***** DATA SUPPLIED *****

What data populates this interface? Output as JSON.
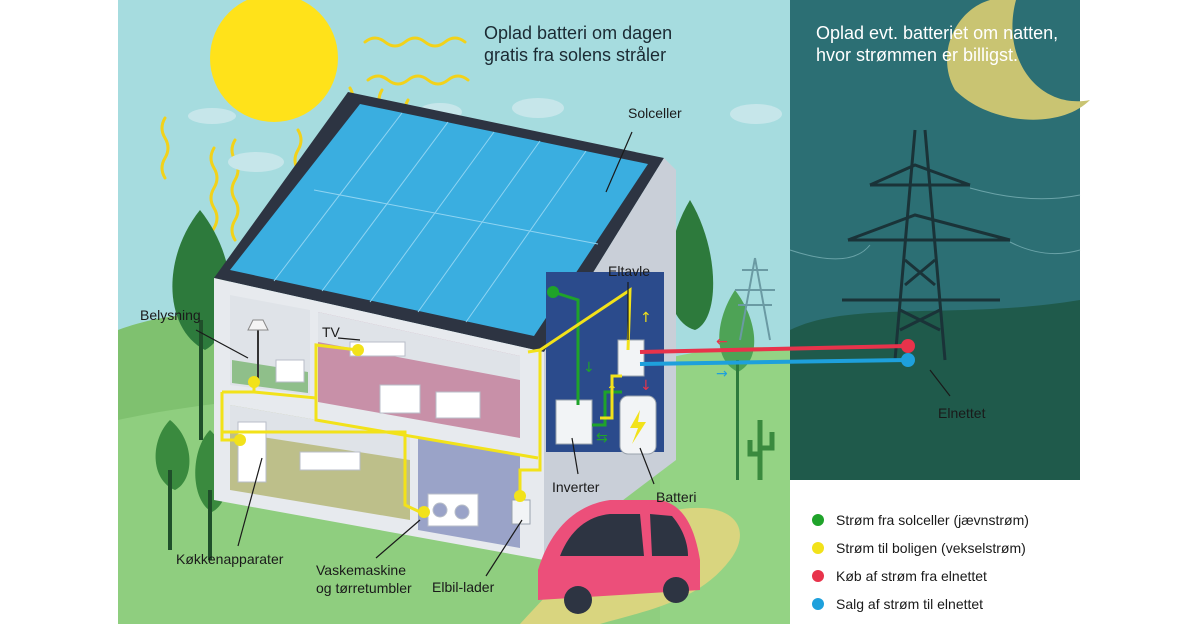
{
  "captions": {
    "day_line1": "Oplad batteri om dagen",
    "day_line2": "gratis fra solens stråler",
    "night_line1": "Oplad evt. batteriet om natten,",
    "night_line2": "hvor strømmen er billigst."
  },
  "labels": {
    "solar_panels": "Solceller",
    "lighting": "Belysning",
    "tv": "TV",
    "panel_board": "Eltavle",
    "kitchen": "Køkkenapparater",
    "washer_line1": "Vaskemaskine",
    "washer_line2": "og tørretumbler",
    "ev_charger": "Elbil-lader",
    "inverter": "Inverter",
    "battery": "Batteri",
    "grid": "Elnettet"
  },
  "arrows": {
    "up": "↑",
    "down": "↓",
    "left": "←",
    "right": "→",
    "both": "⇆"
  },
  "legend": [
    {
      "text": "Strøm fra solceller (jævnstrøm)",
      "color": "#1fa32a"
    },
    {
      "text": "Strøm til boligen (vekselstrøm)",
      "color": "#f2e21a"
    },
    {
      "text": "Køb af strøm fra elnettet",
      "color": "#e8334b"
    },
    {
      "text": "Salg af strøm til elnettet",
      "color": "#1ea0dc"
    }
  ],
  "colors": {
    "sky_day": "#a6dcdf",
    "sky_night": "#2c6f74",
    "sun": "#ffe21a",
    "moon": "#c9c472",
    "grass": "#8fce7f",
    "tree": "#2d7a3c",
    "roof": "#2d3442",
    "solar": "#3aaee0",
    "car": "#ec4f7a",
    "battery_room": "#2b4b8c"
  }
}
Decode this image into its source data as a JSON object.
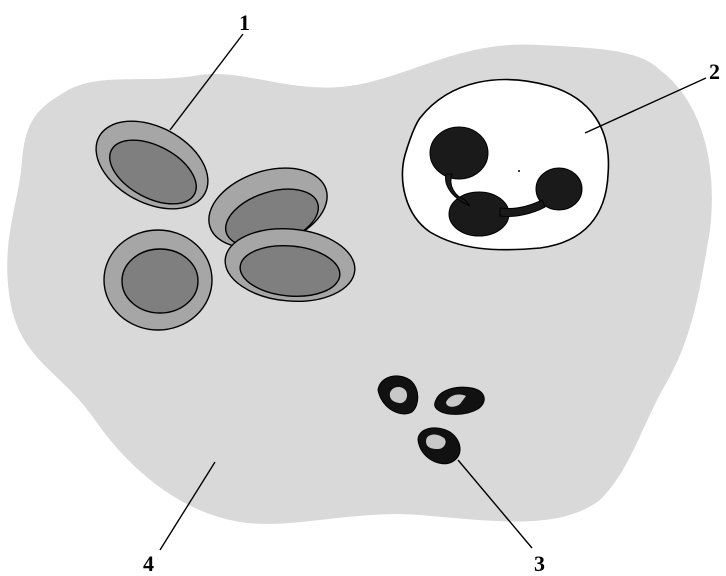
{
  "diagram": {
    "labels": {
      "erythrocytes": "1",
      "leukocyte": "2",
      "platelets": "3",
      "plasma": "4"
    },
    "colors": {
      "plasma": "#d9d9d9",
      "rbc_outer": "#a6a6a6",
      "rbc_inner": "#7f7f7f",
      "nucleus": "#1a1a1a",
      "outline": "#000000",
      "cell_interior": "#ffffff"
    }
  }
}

*****
***** DATA SUPPLIED *****

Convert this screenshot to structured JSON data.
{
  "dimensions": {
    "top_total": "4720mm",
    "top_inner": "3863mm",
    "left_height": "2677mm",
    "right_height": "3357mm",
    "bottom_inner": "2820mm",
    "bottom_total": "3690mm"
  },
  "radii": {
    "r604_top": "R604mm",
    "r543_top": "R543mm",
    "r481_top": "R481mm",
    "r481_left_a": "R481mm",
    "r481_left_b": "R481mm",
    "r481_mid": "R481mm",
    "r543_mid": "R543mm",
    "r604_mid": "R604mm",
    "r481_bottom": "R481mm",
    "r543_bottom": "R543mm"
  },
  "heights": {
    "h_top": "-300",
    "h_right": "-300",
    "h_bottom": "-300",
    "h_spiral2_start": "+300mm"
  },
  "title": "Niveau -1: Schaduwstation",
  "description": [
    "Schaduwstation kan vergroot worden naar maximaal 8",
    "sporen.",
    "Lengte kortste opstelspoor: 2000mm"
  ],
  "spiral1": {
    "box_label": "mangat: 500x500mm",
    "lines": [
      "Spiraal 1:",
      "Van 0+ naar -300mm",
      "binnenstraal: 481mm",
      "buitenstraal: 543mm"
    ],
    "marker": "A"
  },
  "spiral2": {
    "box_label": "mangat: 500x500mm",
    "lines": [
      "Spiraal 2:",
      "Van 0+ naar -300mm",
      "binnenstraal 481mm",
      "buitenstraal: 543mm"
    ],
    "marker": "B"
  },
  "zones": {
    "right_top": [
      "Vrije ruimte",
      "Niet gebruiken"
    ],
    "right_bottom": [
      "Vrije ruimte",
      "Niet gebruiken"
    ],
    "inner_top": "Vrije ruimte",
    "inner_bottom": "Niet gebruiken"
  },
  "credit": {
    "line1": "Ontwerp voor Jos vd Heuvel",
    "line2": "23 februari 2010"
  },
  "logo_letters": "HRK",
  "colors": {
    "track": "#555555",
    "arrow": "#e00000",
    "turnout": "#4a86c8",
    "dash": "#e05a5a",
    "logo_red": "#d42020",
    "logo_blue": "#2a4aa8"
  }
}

*****
***** DATA SUPPLIED *****

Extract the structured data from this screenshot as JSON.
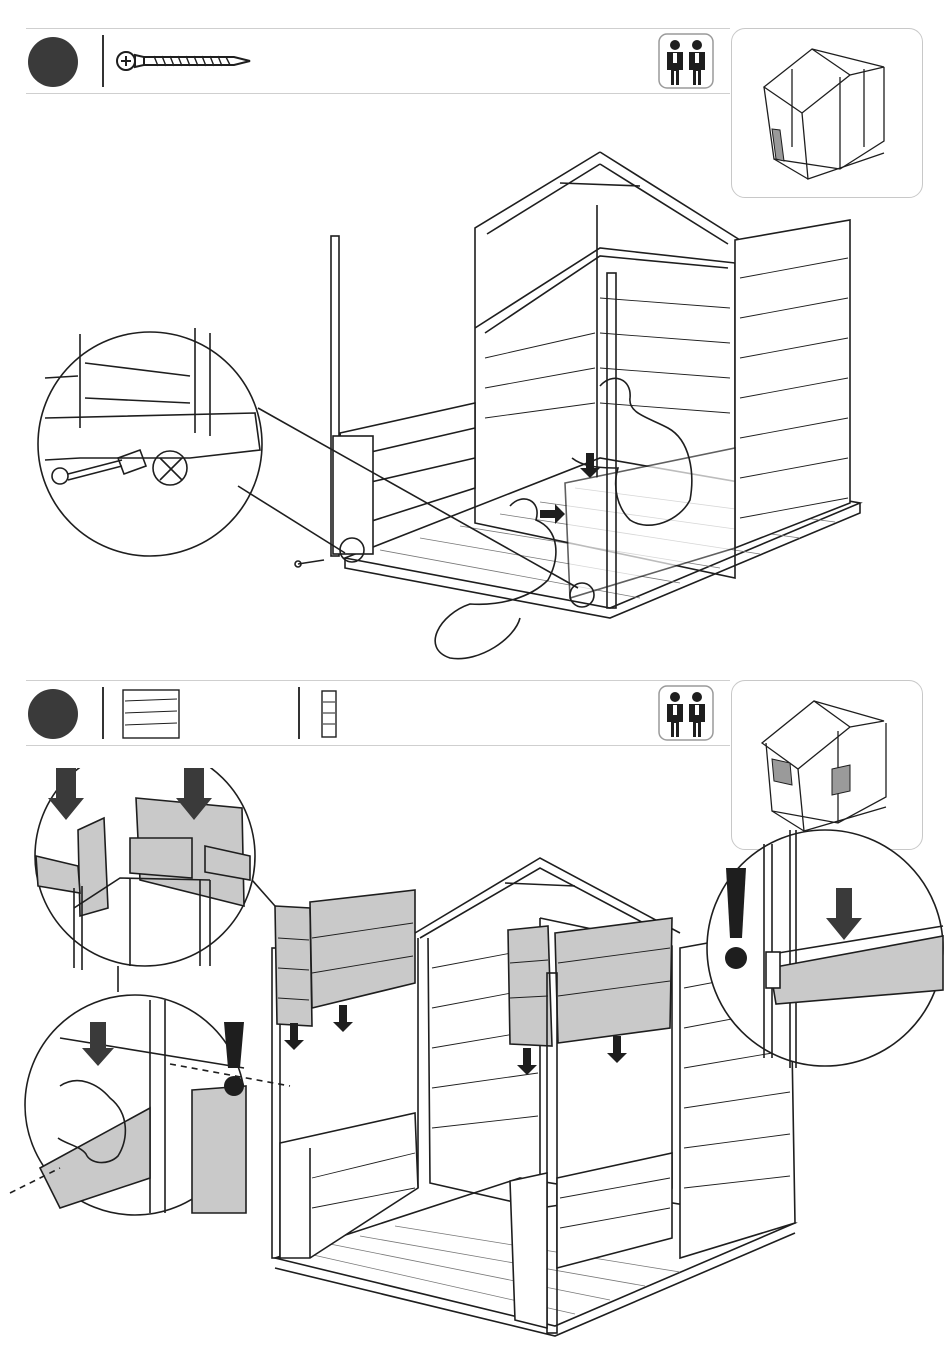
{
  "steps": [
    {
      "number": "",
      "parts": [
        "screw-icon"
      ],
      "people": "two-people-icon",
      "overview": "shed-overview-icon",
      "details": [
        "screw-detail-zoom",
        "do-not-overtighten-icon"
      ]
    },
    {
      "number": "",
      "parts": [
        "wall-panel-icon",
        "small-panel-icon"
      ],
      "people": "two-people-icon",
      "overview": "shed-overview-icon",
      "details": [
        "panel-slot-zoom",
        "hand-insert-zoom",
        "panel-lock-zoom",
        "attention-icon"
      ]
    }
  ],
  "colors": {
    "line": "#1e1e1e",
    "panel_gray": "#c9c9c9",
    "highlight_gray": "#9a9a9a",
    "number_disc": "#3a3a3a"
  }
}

*****

**GIVEN EXERCISE**
Within the entries above, report how many lines include "JSON", and keep the answer to the number.

**WRITTEN ANSWER**
4